§ **Task objective**:
Return the material exactly as supplied, apart from the pictures, which are omitted.

Data entries:
---

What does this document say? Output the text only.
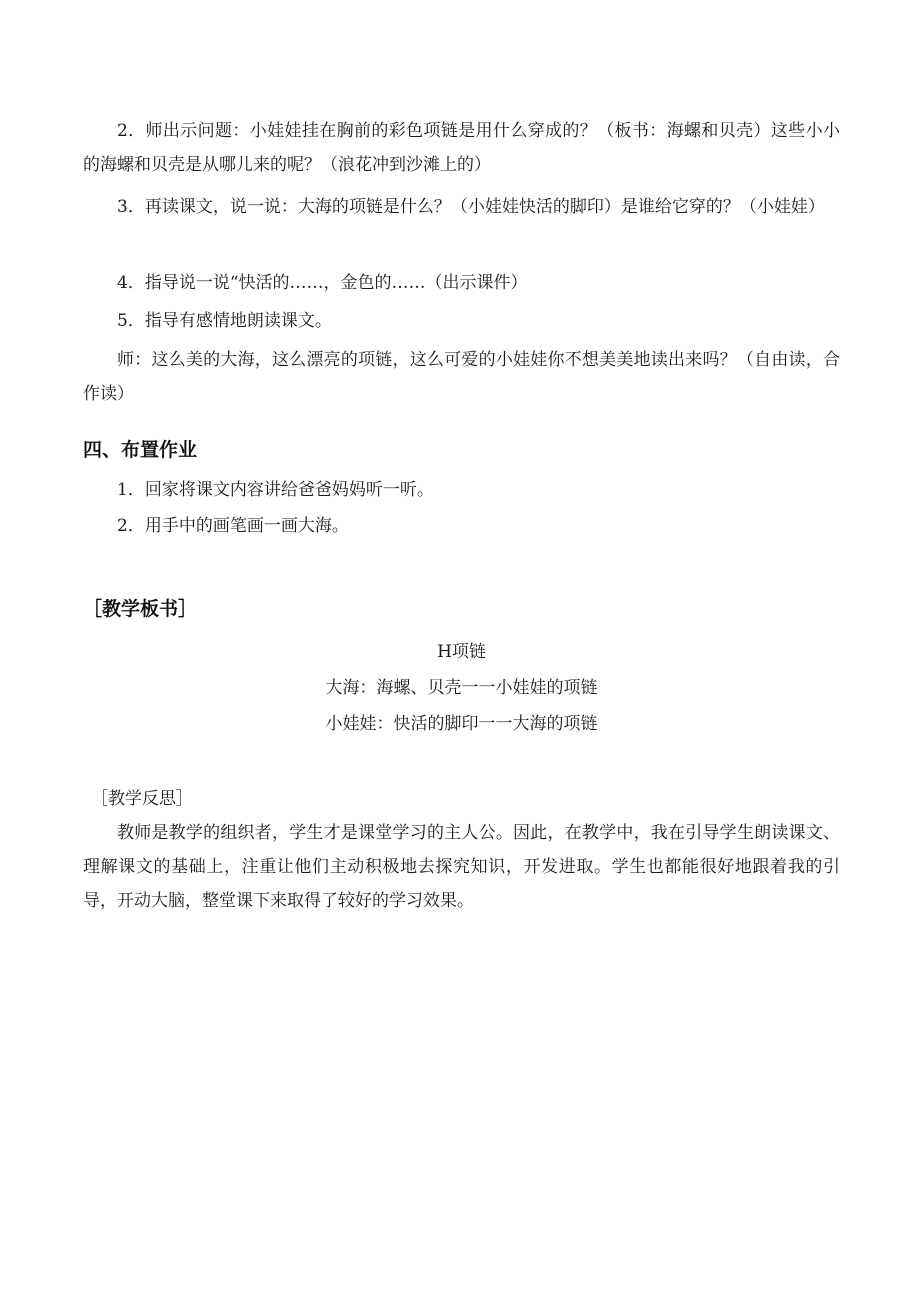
2．师出示问题：小娃娃挂在胸前的彩色项链是用什么穿成的？（板书：海螺和贝壳）这些小小的海螺和贝壳是从哪儿来的呢？（浪花冲到沙滩上的）

3．再读课文，说一说：大海的项链是什么？（小娃娃快活的脚印）是谁给它穿的？（小娃娃）

4．指导说一说“快活的……，金色的……（出示课件）

5．指导有感情地朗读课文。

师：这么美的大海，这么漂亮的项链，这么可爱的小娃娃你不想美美地读出来吗？（自由读，合作读）

四、布置作业

1．回家将课文内容讲给爸爸妈妈听一听。

2．用手中的画笔画一画大海。

［教学板书］

H项链

大海：海螺、贝壳一一小娃娃的项链

小娃娃：快活的脚印一一大海的项链

［教学反思］

教师是教学的组织者，学生才是课堂学习的主人公。因此，在教学中，我在引导学生朗读课文、理解课文的基础上，注重让他们主动积极地去探究知识，开发进取。学生也都能很好地跟着我的引导，开动大脑，整堂课下来取得了较好的学习效果。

---

§ **Response for this exercise**:
What does this document say? Output the text only.
2．师出示问题：小娃娃挂在胸前的彩色项链是用什么穿成的？（板书：海螺和贝壳）这些小小的海螺和贝壳是从哪儿来的呢？（浪花冲到沙滩上的）

3．再读课文，说一说：大海的项链是什么？（小娃娃快活的脚印）是谁给它穿的？（小娃娃）

4．指导说一说“快活的……，金色的……（出示课件）

5．指导有感情地朗读课文。

师：这么美的大海，这么漂亮的项链，这么可爱的小娃娃你不想美美地读出来吗？（自由读，合作读）

四、布置作业

1．回家将课文内容讲给爸爸妈妈听一听。

2．用手中的画笔画一画大海。

［教学板书］

H项链

大海：海螺、贝壳一一小娃娃的项链

小娃娃：快活的脚印一一大海的项链

［教学反思］

教师是教学的组织者，学生才是课堂学习的主人公。因此，在教学中，我在引导学生朗读课文、理解课文的基础上，注重让他们主动积极地去探究知识，开发进取。学生也都能很好地跟着我的引导，开动大脑，整堂课下来取得了较好的学习效果。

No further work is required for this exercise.